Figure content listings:
********

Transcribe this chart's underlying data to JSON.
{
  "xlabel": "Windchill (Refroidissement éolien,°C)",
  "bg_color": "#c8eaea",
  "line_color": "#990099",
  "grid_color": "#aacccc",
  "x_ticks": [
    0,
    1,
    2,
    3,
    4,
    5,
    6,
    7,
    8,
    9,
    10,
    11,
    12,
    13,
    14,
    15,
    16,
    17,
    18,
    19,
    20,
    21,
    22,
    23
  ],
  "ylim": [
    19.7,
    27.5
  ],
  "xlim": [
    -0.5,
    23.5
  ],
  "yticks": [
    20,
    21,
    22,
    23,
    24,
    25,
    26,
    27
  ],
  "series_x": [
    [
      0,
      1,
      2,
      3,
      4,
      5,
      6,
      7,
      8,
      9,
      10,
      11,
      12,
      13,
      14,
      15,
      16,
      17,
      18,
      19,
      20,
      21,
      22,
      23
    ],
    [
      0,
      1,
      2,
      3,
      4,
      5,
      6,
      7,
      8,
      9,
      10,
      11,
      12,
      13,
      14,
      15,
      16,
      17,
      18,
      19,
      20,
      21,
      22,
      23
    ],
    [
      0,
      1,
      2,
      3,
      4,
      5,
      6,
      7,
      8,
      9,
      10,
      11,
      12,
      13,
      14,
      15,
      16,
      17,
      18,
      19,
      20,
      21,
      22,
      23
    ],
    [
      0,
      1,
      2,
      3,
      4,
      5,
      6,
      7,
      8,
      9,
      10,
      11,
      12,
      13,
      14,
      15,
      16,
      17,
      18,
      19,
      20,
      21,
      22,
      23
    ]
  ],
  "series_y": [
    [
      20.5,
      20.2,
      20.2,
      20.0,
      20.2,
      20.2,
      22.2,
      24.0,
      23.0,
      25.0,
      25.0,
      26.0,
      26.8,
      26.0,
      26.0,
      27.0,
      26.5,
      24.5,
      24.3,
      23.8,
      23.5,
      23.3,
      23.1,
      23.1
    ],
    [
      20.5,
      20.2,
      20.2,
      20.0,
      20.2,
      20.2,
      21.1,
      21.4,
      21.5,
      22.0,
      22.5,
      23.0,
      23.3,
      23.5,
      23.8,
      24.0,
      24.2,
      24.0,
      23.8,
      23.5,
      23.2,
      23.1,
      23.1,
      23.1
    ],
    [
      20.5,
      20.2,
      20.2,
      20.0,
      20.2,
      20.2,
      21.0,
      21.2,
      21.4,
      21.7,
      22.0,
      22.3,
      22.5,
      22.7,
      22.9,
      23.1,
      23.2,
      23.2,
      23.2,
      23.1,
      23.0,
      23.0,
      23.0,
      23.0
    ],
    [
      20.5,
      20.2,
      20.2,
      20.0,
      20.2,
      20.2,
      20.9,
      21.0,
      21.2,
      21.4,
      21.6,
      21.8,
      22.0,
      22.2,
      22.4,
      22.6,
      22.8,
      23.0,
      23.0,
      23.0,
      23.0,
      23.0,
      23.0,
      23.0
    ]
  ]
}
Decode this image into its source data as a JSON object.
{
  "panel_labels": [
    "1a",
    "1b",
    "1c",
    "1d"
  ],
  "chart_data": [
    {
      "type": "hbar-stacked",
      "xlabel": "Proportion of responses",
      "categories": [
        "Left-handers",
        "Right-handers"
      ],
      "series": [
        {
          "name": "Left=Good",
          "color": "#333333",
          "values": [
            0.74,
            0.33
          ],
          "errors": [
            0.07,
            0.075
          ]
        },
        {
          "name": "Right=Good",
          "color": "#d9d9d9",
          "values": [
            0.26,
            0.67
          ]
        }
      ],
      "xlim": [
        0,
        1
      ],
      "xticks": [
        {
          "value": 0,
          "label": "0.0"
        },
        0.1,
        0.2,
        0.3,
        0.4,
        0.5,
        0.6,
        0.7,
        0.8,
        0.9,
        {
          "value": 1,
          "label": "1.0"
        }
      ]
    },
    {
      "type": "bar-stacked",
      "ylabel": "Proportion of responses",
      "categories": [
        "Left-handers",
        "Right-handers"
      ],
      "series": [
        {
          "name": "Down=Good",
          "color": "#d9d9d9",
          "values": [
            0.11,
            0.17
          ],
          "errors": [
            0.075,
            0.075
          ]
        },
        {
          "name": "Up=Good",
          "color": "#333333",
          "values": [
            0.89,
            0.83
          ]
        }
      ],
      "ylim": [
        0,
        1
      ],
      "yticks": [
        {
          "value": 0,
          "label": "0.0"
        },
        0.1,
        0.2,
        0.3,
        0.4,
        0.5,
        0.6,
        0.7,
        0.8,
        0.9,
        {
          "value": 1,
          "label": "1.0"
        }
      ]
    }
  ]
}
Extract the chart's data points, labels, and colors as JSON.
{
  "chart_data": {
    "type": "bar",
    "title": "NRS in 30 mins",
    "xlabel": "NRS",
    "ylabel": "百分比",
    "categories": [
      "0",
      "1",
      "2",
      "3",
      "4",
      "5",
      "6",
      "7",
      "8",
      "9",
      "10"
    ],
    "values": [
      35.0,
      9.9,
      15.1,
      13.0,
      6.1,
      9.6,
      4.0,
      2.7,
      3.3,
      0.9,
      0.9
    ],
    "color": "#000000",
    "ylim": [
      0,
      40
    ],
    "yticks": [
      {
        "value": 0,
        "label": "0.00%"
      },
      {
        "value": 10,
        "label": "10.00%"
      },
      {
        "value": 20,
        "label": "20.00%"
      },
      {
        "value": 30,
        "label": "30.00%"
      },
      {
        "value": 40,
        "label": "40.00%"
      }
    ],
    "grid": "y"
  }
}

********

**Work to do:**
Return every line above in which the string "JSON" occurs.

**Final answer:**
Transcribe this chart's underlying data to JSON.
Decode this image into its source data as a JSON object.
Extract the chart's data points, labels, and colors as JSON.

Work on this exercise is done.